**Records to use:**

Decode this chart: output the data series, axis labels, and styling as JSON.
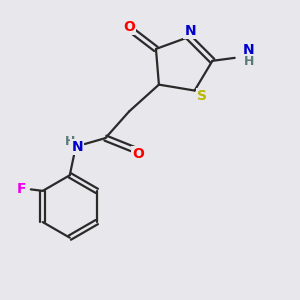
{
  "bg_color": "#e8e8ec",
  "bond_color": "#2a2a2a",
  "bond_width": 1.6,
  "atom_colors": {
    "O": "#ff0000",
    "N": "#0000cc",
    "S": "#b8b800",
    "F": "#ee00ee",
    "H_label": "#5a7a7a"
  },
  "font_size_atom": 10,
  "font_size_sub": 8
}
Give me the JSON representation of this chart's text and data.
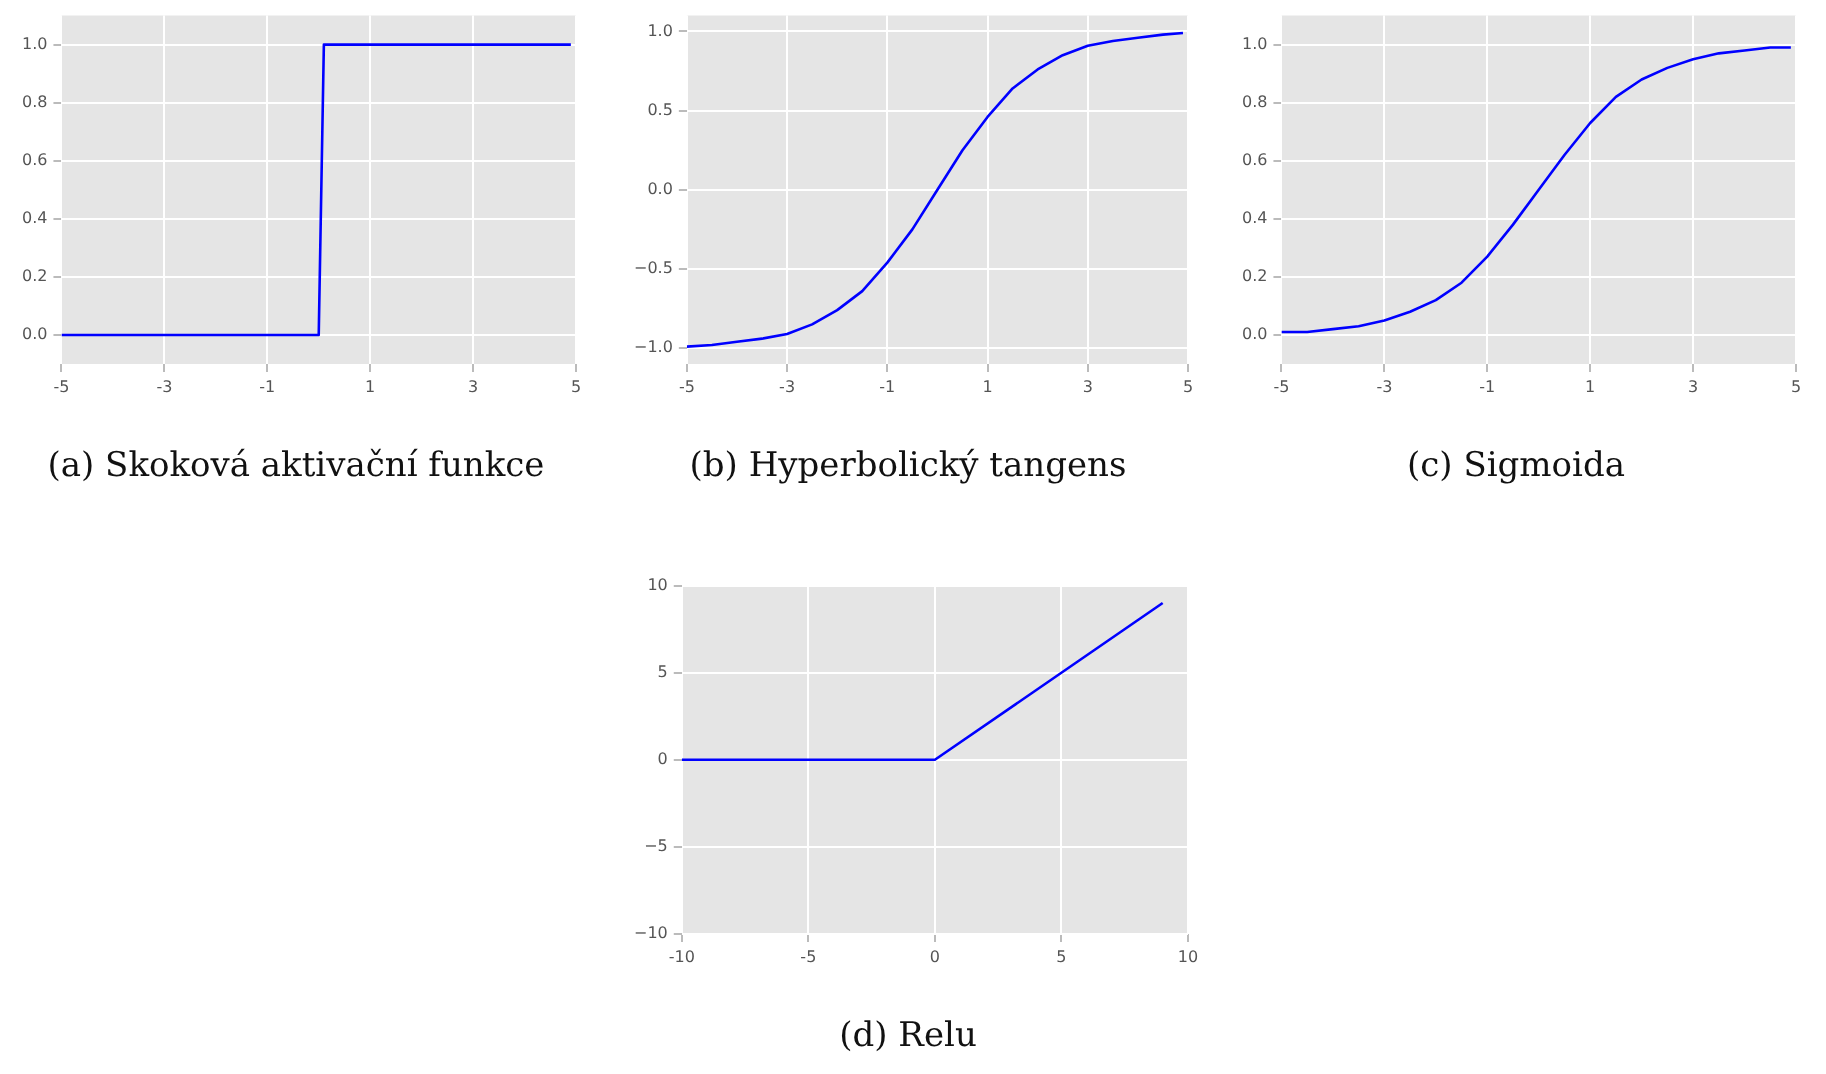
{
  "chart_data": [
    {
      "type": "line",
      "title": "(a) Skoková aktivační funkce",
      "x": [
        -5,
        0,
        0.1,
        4.9
      ],
      "series": [
        {
          "color": "#0000ff",
          "values": [
            0,
            0,
            1,
            1
          ]
        }
      ],
      "xlim": [
        -5,
        5
      ],
      "xticks": [
        -5,
        -3,
        -1,
        1,
        3,
        5
      ],
      "ylim": [
        -0.1,
        1.1
      ],
      "yticks": [
        {
          "value": 0,
          "label": "0.0"
        },
        {
          "value": 0.2,
          "label": "0.2"
        },
        {
          "value": 0.4,
          "label": "0.4"
        },
        {
          "value": 0.6,
          "label": "0.6"
        },
        {
          "value": 0.8,
          "label": "0.8"
        },
        {
          "value": 1,
          "label": "1.0"
        }
      ],
      "grid": true,
      "legend": false,
      "marker": "none",
      "line_style": "solid"
    },
    {
      "type": "line",
      "title": "(b) Hyperbolický tangens",
      "x": [
        -5,
        -4.5,
        -4,
        -3.5,
        -3,
        -2.5,
        -2,
        -1.5,
        -1,
        -0.5,
        0,
        0.5,
        1,
        1.5,
        2,
        2.5,
        3,
        3.5,
        4,
        4.5,
        4.9
      ],
      "series": [
        {
          "color": "#0000ff",
          "values": [
            -0.99,
            -0.98,
            -0.96,
            -0.94,
            -0.91,
            -0.85,
            -0.76,
            -0.64,
            -0.46,
            -0.25,
            0,
            0.25,
            0.46,
            0.64,
            0.76,
            0.85,
            0.91,
            0.94,
            0.96,
            0.98,
            0.99
          ]
        }
      ],
      "xlim": [
        -5,
        5
      ],
      "xticks": [
        -5,
        -3,
        -1,
        1,
        3,
        5
      ],
      "ylim": [
        -1.1,
        1.1
      ],
      "yticks": [
        {
          "value": -1,
          "label": "−1.0"
        },
        {
          "value": -0.5,
          "label": "−0.5"
        },
        {
          "value": 0,
          "label": "0.0"
        },
        {
          "value": 0.5,
          "label": "0.5"
        },
        {
          "value": 1,
          "label": "1.0"
        }
      ],
      "grid": true,
      "legend": false,
      "marker": "none",
      "line_style": "solid"
    },
    {
      "type": "line",
      "title": "(c) Sigmoida",
      "x": [
        -5,
        -4.5,
        -4,
        -3.5,
        -3,
        -2.5,
        -2,
        -1.5,
        -1,
        -0.5,
        0,
        0.5,
        1,
        1.5,
        2,
        2.5,
        3,
        3.5,
        4,
        4.5,
        4.9
      ],
      "series": [
        {
          "color": "#0000ff",
          "values": [
            0.01,
            0.01,
            0.02,
            0.03,
            0.05,
            0.08,
            0.12,
            0.18,
            0.27,
            0.38,
            0.5,
            0.62,
            0.73,
            0.82,
            0.88,
            0.92,
            0.95,
            0.97,
            0.98,
            0.99,
            0.99
          ]
        }
      ],
      "xlim": [
        -5,
        5
      ],
      "xticks": [
        -5,
        -3,
        -1,
        1,
        3,
        5
      ],
      "ylim": [
        -0.1,
        1.1
      ],
      "yticks": [
        {
          "value": 0,
          "label": "0.0"
        },
        {
          "value": 0.2,
          "label": "0.2"
        },
        {
          "value": 0.4,
          "label": "0.4"
        },
        {
          "value": 0.6,
          "label": "0.6"
        },
        {
          "value": 0.8,
          "label": "0.8"
        },
        {
          "value": 1,
          "label": "1.0"
        }
      ],
      "grid": true,
      "legend": false,
      "marker": "none",
      "line_style": "solid"
    },
    {
      "type": "line",
      "title": "(d) Relu",
      "x": [
        -10,
        0,
        9
      ],
      "series": [
        {
          "color": "#0000ff",
          "values": [
            0,
            0,
            9
          ]
        }
      ],
      "xlim": [
        -10,
        10
      ],
      "xticks": [
        -10,
        -5,
        0,
        5,
        10
      ],
      "ylim": [
        -10,
        10
      ],
      "yticks": [
        {
          "value": -10,
          "label": "−10"
        },
        {
          "value": -5,
          "label": "−5"
        },
        0,
        5,
        10
      ],
      "grid": true,
      "legend": false,
      "marker": "none",
      "line_style": "solid"
    }
  ]
}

**Brief:** Do not include the images; transcribe the rest of the listing exactly.

**Written response:**
Decode this chart: output the data series, axis labels, and styling as JSON.
{
  "bg_color": "#e8e8ec",
  "bond_color": "#2a2a2a",
  "bond_width": 1.6,
  "atom_colors": {
    "O": "#ff0000",
    "N": "#0000cc",
    "S": "#b8b800",
    "F": "#ee00ee",
    "H_label": "#5a7a7a"
  },
  "font_size_atom": 10,
  "font_size_sub": 8
}
Give me the JSON representation of this chart's text and data.
{
  "chart_data": [
    {
      "type": "line",
      "title": "(a) Skoková aktivační funkce",
      "x": [
        -5,
        0,
        0.1,
        4.9
      ],
      "series": [
        {
          "color": "#0000ff",
          "values": [
            0,
            0,
            1,
            1
          ]
        }
      ],
      "xlim": [
        -5,
        5
      ],
      "xticks": [
        -5,
        -3,
        -1,
        1,
        3,
        5
      ],
      "ylim": [
        -0.1,
        1.1
      ],
      "yticks": [
        {
          "value": 0,
          "label": "0.0"
        },
        {
          "value": 0.2,
          "label": "0.2"
        },
        {
          "value": 0.4,
          "label": "0.4"
        },
        {
          "value": 0.6,
          "label": "0.6"
        },
        {
          "value": 0.8,
          "label": "0.8"
        },
        {
          "value": 1,
          "label": "1.0"
        }
      ],
      "grid": true,
      "legend": false,
      "marker": "none",
      "line_style": "solid"
    },
    {
      "type": "line",
      "title": "(b) Hyperbolický tangens",
      "x": [
        -5,
        -4.5,
        -4,
        -3.5,
        -3,
        -2.5,
        -2,
        -1.5,
        -1,
        -0.5,
        0,
        0.5,
        1,
        1.5,
        2,
        2.5,
        3,
        3.5,
        4,
        4.5,
        4.9
      ],
      "series": [
        {
          "color": "#0000ff",
          "values": [
            -0.99,
            -0.98,
            -0.96,
            -0.94,
            -0.91,
            -0.85,
            -0.76,
            -0.64,
            -0.46,
            -0.25,
            0,
            0.25,
            0.46,
            0.64,
            0.76,
            0.85,
            0.91,
            0.94,
            0.96,
            0.98,
            0.99
          ]
        }
      ],
      "xlim": [
        -5,
        5
      ],
      "xticks": [
        -5,
        -3,
        -1,
        1,
        3,
        5
      ],
      "ylim": [
        -1.1,
        1.1
      ],
      "yticks": [
        {
          "value": -1,
          "label": "−1.0"
        },
        {
          "value": -0.5,
          "label": "−0.5"
        },
        {
          "value": 0,
          "label": "0.0"
        },
        {
          "value": 0.5,
          "label": "0.5"
        },
        {
          "value": 1,
          "label": "1.0"
        }
      ],
      "grid": true,
      "legend": false,
      "marker": "none",
      "line_style": "solid"
    },
    {
      "type": "line",
      "title": "(c) Sigmoida",
      "x": [
        -5,
        -4.5,
        -4,
        -3.5,
        -3,
        -2.5,
        -2,
        -1.5,
        -1,
        -0.5,
        0,
        0.5,
        1,
        1.5,
        2,
        2.5,
        3,
        3.5,
        4,
        4.5,
        4.9
      ],
      "series": [
        {
          "color": "#0000ff",
          "values": [
            0.01,
            0.01,
            0.02,
            0.03,
            0.05,
            0.08,
            0.12,
            0.18,
            0.27,
            0.38,
            0.5,
            0.62,
            0.73,
            0.82,
            0.88,
            0.92,
            0.95,
            0.97,
            0.98,
            0.99,
            0.99
          ]
        }
      ],
      "xlim": [
        -5,
        5
      ],
      "xticks": [
        -5,
        -3,
        -1,
        1,
        3,
        5
      ],
      "ylim": [
        -0.1,
        1.1
      ],
      "yticks": [
        {
          "value": 0,
          "label": "0.0"
        },
        {
          "value": 0.2,
          "label": "0.2"
        },
        {
          "value": 0.4,
          "label": "0.4"
        },
        {
          "value": 0.6,
          "label": "0.6"
        },
        {
          "value": 0.8,
          "label": "0.8"
        },
        {
          "value": 1,
          "label": "1.0"
        }
      ],
      "grid": true,
      "legend": false,
      "marker": "none",
      "line_style": "solid"
    },
    {
      "type": "line",
      "title": "(d) Relu",
      "x": [
        -10,
        0,
        9
      ],
      "series": [
        {
          "color": "#0000ff",
          "values": [
            0,
            0,
            9
          ]
        }
      ],
      "xlim": [
        -10,
        10
      ],
      "xticks": [
        -10,
        -5,
        0,
        5,
        10
      ],
      "ylim": [
        -10,
        10
      ],
      "yticks": [
        {
          "value": -10,
          "label": "−10"
        },
        {
          "value": -5,
          "label": "−5"
        },
        0,
        5,
        10
      ],
      "grid": true,
      "legend": false,
      "marker": "none",
      "line_style": "solid"
    }
  ]
}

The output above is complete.